Given instruction:
Whenever a line contains the string "tuleb", copy it out of the entries.

Excerpted data:

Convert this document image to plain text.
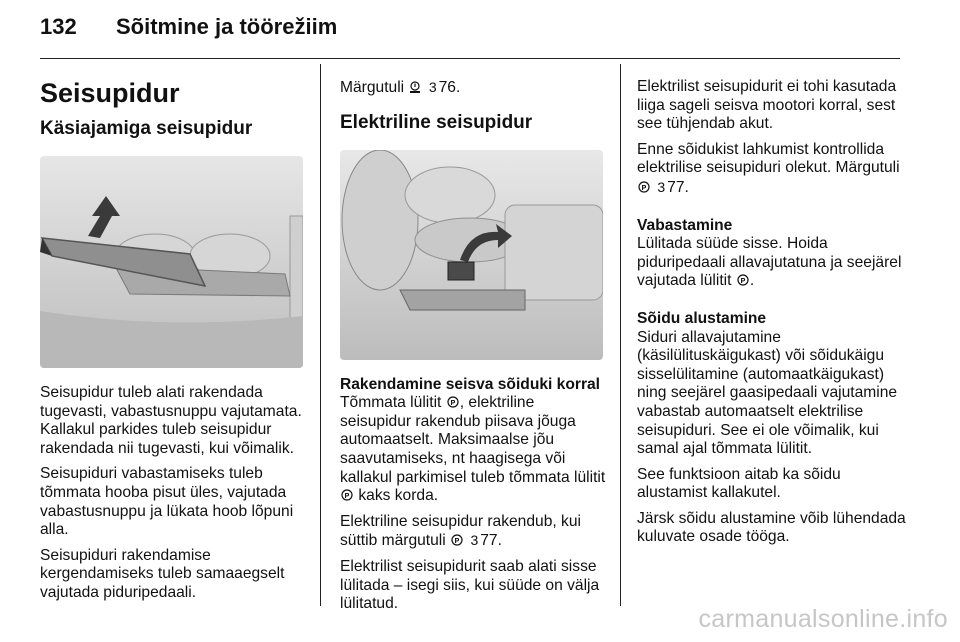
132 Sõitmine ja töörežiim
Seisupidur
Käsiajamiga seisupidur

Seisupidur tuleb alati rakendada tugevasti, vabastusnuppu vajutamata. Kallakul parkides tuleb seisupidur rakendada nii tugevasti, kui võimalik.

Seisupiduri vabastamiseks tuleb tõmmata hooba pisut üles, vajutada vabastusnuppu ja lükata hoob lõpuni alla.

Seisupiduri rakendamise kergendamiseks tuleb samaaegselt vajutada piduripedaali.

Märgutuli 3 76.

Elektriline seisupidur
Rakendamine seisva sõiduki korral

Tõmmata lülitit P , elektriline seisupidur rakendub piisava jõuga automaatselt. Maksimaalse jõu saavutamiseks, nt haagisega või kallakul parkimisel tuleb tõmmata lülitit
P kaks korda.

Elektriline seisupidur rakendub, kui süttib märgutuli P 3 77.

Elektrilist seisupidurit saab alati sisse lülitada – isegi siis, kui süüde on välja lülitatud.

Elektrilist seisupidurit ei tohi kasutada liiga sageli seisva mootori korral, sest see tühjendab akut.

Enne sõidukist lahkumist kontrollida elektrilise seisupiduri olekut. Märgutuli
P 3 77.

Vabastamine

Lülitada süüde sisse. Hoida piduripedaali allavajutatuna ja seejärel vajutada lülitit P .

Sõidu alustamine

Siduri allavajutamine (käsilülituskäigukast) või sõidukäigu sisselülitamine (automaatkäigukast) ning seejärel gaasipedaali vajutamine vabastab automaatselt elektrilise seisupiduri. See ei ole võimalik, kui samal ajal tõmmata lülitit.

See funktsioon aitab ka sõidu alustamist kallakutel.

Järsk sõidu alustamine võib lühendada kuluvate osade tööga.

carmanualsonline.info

---

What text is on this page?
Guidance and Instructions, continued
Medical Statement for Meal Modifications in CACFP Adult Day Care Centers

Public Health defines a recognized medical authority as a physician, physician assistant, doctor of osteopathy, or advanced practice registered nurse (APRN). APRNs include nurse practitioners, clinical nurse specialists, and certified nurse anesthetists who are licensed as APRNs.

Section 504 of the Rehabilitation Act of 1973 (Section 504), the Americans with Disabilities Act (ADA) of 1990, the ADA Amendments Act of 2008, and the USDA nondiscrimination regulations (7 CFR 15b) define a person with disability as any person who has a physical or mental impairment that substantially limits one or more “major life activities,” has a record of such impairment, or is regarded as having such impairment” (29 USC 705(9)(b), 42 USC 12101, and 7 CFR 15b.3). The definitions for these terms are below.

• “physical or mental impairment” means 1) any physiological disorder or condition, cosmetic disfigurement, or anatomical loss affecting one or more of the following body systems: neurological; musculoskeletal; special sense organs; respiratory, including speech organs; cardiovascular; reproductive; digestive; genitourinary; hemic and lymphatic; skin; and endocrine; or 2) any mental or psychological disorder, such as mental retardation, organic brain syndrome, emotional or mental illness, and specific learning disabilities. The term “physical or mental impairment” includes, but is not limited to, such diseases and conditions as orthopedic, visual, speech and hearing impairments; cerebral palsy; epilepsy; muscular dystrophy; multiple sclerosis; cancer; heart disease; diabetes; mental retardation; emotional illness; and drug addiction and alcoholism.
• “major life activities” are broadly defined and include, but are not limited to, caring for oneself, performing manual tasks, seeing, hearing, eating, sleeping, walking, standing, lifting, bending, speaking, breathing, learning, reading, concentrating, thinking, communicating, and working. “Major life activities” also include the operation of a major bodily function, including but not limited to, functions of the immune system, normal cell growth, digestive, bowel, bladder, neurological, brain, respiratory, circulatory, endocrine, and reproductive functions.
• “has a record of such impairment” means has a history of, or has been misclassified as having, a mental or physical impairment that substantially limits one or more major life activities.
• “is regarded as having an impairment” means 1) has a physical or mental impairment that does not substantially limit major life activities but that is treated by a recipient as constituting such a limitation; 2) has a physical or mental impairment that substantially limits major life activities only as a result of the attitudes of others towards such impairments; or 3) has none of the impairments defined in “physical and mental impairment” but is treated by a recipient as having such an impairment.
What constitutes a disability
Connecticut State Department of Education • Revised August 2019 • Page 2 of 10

Solution below:
Seisupidur tuleb alati rakendada tugevasti, vabastusnuppu vajutamata. Kallakul parkides tuleb seisupidur rakendada nii tugevasti, kui võimalik.
Seisupiduri vabastamiseks tuleb tõmmata hooba pisut üles, vajutada vabastusnuppu ja lükata hoob lõpuni alla.
Seisupiduri rakendamise kergendamiseks tuleb samaaegselt vajutada piduripedaali.
Tõmmata lülitit P , elektriline seisupidur rakendub piisava jõuga automaatselt. Maksimaalse jõu saavutamiseks, nt haagisega või kallakul parkimisel tuleb tõmmata lülitit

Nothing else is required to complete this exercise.